# Start of EXERCISE INPUT
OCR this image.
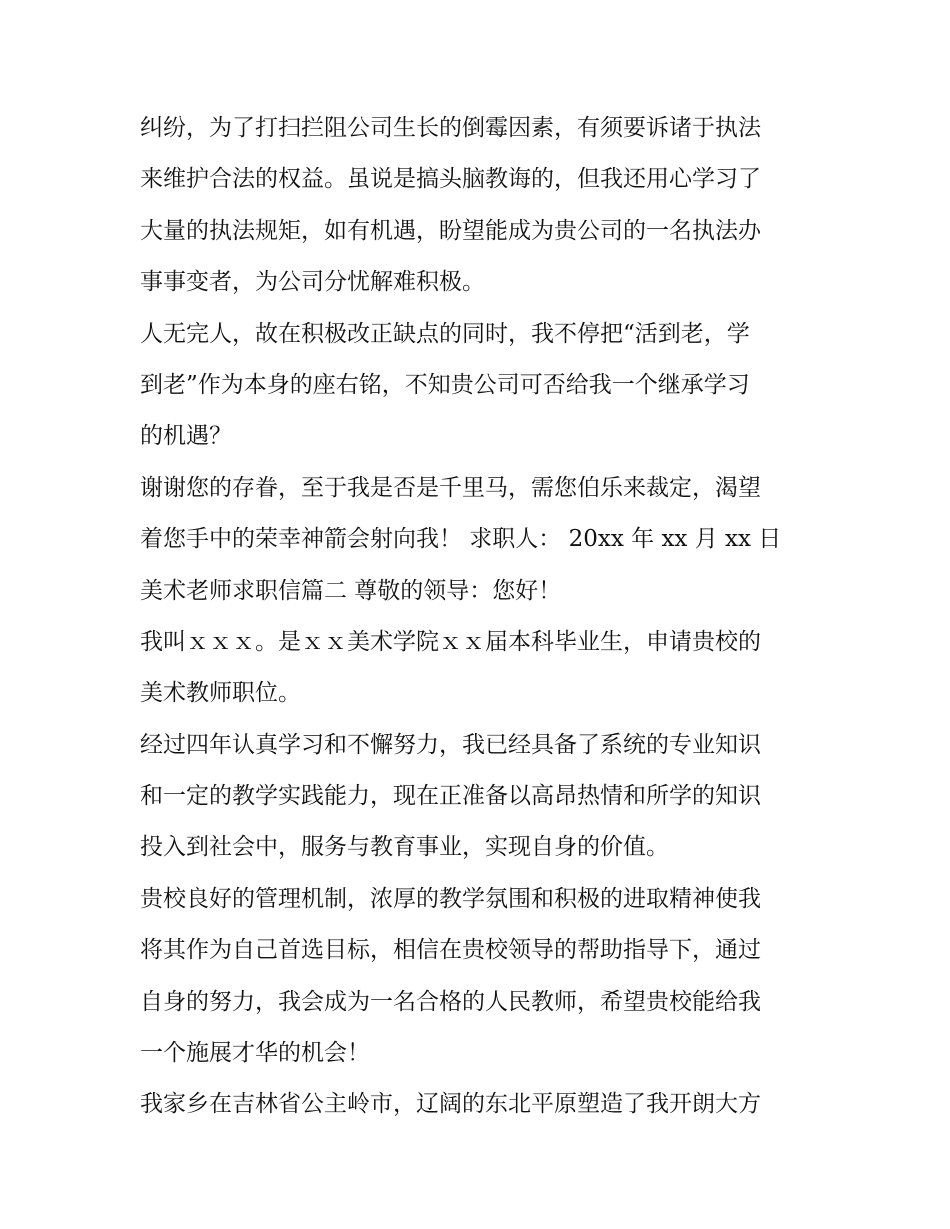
纠纷，为了打扫拦阻公司生长的倒霉因素，有须要诉诸于执法
来维护合法的权益。虽说是搞头脑教诲的，但我还用心学习了
大量的执法规矩，如有机遇，盼望能成为贵公司的一名执法办
事事变者，为公司分忧解难积极。
人无完人，故在积极改正缺点的同时，我不停把“活到老，学
到老”作为本身的座右铭，不知贵公司可否给我一个继承学习
的机遇？
谢谢您的存眷，至于我是否是千里马，需您伯乐来裁定，渴望
着您手中的荣幸神箭会射向我！ 求职人： 20xx 年 xx 月 xx 日
美术老师求职信篇二 尊敬的领导：您好！
我叫ｘｘｘ。是ｘｘ美术学院ｘｘ届本科毕业生，申请贵校的
美术教师职位。
经过四年认真学习和不懈努力，我已经具备了系统的专业知识
和一定的教学实践能力，现在正准备以高昂热情和所学的知识
投入到社会中，服务与教育事业，实现自身的价值。
贵校良好的管理机制，浓厚的教学氛围和积极的进取精神使我
将其作为自己首选目标，相信在贵校领导的帮助指导下，通过
自身的努力，我会成为一名合格的人民教师，希望贵校能给我
一个施展才华的机会！
我家乡在吉林省公主岭市，辽阔的东北平原塑造了我开朗大方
# End of EXERCISE INPUT
Make an exact copy of every entry above, minus the images.

OCR this image.
纠纷，为了打扫拦阻公司生长的倒霉因素，有须要诉诸于执法
来维护合法的权益。虽说是搞头脑教诲的，但我还用心学习了
大量的执法规矩，如有机遇，盼望能成为贵公司的一名执法办
事事变者，为公司分忧解难积极。
人无完人，故在积极改正缺点的同时，我不停把“活到老，学
到老”作为本身的座右铭，不知贵公司可否给我一个继承学习
的机遇？
谢谢您的存眷，至于我是否是千里马，需您伯乐来裁定，渴望
着您手中的荣幸神箭会射向我！ 求职人： 20xx 年 xx 月 xx 日
美术老师求职信篇二 尊敬的领导：您好！
我叫ｘｘｘ。是ｘｘ美术学院ｘｘ届本科毕业生，申请贵校的
美术教师职位。
经过四年认真学习和不懈努力，我已经具备了系统的专业知识
和一定的教学实践能力，现在正准备以高昂热情和所学的知识
投入到社会中，服务与教育事业，实现自身的价值。
贵校良好的管理机制，浓厚的教学氛围和积极的进取精神使我
将其作为自己首选目标，相信在贵校领导的帮助指导下，通过
自身的努力，我会成为一名合格的人民教师，希望贵校能给我
一个施展才华的机会！
我家乡在吉林省公主岭市，辽阔的东北平原塑造了我开朗大方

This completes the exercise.